* Excerpted records
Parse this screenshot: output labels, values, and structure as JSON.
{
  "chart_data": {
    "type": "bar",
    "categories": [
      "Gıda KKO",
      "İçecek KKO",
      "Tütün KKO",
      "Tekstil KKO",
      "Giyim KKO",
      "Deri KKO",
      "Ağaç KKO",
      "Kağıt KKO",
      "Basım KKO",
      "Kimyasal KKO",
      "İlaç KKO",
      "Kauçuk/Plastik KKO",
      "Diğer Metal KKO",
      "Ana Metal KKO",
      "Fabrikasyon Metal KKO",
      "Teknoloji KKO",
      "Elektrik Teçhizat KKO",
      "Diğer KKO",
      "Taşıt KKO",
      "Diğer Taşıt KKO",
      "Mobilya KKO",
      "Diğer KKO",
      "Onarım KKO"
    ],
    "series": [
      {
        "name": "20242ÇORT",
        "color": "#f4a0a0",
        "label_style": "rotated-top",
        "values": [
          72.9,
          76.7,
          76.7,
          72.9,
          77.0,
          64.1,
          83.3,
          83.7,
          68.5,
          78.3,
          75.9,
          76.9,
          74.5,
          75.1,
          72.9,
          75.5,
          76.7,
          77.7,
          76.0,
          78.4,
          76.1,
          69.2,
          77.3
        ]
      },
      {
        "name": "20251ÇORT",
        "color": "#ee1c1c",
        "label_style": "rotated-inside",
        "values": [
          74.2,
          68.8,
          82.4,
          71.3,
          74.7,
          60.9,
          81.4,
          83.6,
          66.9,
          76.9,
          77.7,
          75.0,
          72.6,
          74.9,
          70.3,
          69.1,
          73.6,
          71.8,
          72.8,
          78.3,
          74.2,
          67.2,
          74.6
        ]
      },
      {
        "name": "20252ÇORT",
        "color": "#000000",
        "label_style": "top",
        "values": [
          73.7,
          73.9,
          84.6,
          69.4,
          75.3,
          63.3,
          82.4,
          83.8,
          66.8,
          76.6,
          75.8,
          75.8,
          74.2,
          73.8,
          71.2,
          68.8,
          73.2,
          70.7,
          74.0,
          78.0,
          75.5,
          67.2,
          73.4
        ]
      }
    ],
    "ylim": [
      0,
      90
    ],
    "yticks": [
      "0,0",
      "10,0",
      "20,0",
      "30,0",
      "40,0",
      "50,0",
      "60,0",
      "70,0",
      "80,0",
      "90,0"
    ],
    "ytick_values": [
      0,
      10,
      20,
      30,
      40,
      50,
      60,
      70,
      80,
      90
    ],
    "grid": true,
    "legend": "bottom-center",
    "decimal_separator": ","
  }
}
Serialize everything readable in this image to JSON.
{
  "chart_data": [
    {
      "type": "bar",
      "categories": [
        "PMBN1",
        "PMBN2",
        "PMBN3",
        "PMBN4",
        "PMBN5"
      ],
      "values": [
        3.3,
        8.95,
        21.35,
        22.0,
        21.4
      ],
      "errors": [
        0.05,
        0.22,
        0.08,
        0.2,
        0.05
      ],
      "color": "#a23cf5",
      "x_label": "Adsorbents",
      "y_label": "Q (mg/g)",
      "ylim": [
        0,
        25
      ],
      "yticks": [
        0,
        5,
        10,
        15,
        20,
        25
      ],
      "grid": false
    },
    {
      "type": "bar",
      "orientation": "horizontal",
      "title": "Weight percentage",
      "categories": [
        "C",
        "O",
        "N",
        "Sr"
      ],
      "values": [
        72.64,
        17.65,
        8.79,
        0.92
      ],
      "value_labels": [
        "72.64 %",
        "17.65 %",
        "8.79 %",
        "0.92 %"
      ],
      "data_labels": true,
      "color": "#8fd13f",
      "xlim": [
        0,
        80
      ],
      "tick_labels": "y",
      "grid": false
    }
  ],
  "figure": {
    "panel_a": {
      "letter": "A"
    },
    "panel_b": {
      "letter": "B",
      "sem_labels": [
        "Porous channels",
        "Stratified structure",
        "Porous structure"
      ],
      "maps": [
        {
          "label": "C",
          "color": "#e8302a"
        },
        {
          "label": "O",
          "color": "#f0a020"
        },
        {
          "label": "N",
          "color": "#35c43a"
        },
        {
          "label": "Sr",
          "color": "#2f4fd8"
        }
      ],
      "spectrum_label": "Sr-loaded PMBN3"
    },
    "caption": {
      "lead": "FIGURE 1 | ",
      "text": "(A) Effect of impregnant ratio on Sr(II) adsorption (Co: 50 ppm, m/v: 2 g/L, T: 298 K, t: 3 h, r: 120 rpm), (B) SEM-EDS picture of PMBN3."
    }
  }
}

* What needs to be done
Transcribe each entry precisely, missing none.

* Output for this task
Parse this screenshot: output labels, values, and structure as JSON.
{
  "chart_data": {
    "type": "bar",
    "categories": [
      "Gıda KKO",
      "İçecek KKO",
      "Tütün KKO",
      "Tekstil KKO",
      "Giyim KKO",
      "Deri KKO",
      "Ağaç KKO",
      "Kağıt KKO",
      "Basım KKO",
      "Kimyasal KKO",
      "İlaç KKO",
      "Kauçuk/Plastik KKO",
      "Diğer Metal KKO",
      "Ana Metal KKO",
      "Fabrikasyon Metal KKO",
      "Teknoloji KKO",
      "Elektrik Teçhizat KKO",
      "Diğer KKO",
      "Taşıt KKO",
      "Diğer Taşıt KKO",
      "Mobilya KKO",
      "Diğer KKO",
      "Onarım KKO"
    ],
    "series": [
      {
        "name": "20242ÇORT",
        "color": "#f4a0a0",
        "label_style": "rotated-top",
        "values": [
          72.9,
          76.7,
          76.7,
          72.9,
          77.0,
          64.1,
          83.3,
          83.7,
          68.5,
          78.3,
          75.9,
          76.9,
          74.5,
          75.1,
          72.9,
          75.5,
          76.7,
          77.7,
          76.0,
          78.4,
          76.1,
          69.2,
          77.3
        ]
      },
      {
        "name": "20251ÇORT",
        "color": "#ee1c1c",
        "label_style": "rotated-inside",
        "values": [
          74.2,
          68.8,
          82.4,
          71.3,
          74.7,
          60.9,
          81.4,
          83.6,
          66.9,
          76.9,
          77.7,
          75.0,
          72.6,
          74.9,
          70.3,
          69.1,
          73.6,
          71.8,
          72.8,
          78.3,
          74.2,
          67.2,
          74.6
        ]
      },
      {
        "name": "20252ÇORT",
        "color": "#000000",
        "label_style": "top",
        "values": [
          73.7,
          73.9,
          84.6,
          69.4,
          75.3,
          63.3,
          82.4,
          83.8,
          66.8,
          76.6,
          75.8,
          75.8,
          74.2,
          73.8,
          71.2,
          68.8,
          73.2,
          70.7,
          74.0,
          78.0,
          75.5,
          67.2,
          73.4
        ]
      }
    ],
    "ylim": [
      0,
      90
    ],
    "yticks": [
      "0,0",
      "10,0",
      "20,0",
      "30,0",
      "40,0",
      "50,0",
      "60,0",
      "70,0",
      "80,0",
      "90,0"
    ],
    "ytick_values": [
      0,
      10,
      20,
      30,
      40,
      50,
      60,
      70,
      80,
      90
    ],
    "grid": true,
    "legend": "bottom-center",
    "decimal_separator": ","
  }
}
Serialize everything readable in this image to JSON.
{
  "chart_data": [
    {
      "type": "bar",
      "categories": [
        "PMBN1",
        "PMBN2",
        "PMBN3",
        "PMBN4",
        "PMBN5"
      ],
      "values": [
        3.3,
        8.95,
        21.35,
        22.0,
        21.4
      ],
      "errors": [
        0.05,
        0.22,
        0.08,
        0.2,
        0.05
      ],
      "color": "#a23cf5",
      "x_label": "Adsorbents",
      "y_label": "Q (mg/g)",
      "ylim": [
        0,
        25
      ],
      "yticks": [
        0,
        5,
        10,
        15,
        20,
        25
      ],
      "grid": false
    },
    {
      "type": "bar",
      "orientation": "horizontal",
      "title": "Weight percentage",
      "categories": [
        "C",
        "O",
        "N",
        "Sr"
      ],
      "values": [
        72.64,
        17.65,
        8.79,
        0.92
      ],
      "value_labels": [
        "72.64 %",
        "17.65 %",
        "8.79 %",
        "0.92 %"
      ],
      "data_labels": true,
      "color": "#8fd13f",
      "xlim": [
        0,
        80
      ],
      "tick_labels": "y",
      "grid": false
    }
  ],
  "figure": {
    "panel_a": {
      "letter": "A"
    },
    "panel_b": {
      "letter": "B",
      "sem_labels": [
        "Porous channels",
        "Stratified structure",
        "Porous structure"
      ],
      "maps": [
        {
          "label": "C",
          "color": "#e8302a"
        },
        {
          "label": "O",
          "color": "#f0a020"
        },
        {
          "label": "N",
          "color": "#35c43a"
        },
        {
          "label": "Sr",
          "color": "#2f4fd8"
        }
      ],
      "spectrum_label": "Sr-loaded PMBN3"
    },
    "caption": {
      "lead": "FIGURE 1 | ",
      "text": "(A) Effect of impregnant ratio on Sr(II) adsorption (Co: 50 ppm, m/v: 2 g/L, T: 298 K, t: 3 h, r: 120 rpm), (B) SEM-EDS picture of PMBN3."
    }
  }
}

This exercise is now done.